Data excerpts

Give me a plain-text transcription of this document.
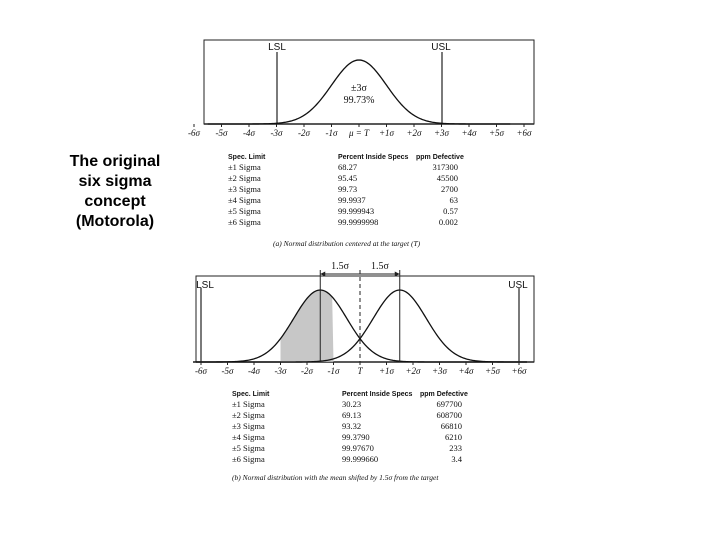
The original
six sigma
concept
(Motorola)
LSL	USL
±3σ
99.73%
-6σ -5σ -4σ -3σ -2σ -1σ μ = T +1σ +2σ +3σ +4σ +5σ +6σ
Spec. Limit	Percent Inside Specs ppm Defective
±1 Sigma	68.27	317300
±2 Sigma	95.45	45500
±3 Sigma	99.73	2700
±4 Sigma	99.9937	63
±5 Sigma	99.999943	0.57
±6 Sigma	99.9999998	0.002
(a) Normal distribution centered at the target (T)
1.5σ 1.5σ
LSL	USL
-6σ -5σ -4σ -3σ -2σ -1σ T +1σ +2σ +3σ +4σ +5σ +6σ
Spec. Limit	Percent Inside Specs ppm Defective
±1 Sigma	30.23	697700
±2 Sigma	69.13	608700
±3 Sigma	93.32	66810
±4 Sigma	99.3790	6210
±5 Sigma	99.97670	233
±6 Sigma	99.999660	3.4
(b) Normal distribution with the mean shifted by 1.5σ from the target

Task instructions>
Copy each line from the records above that includes the string "distribution".

Worked solution>
(a) Normal distribution centered at the target (T)
(b) Normal distribution with the mean shifted by 1.5σ from the target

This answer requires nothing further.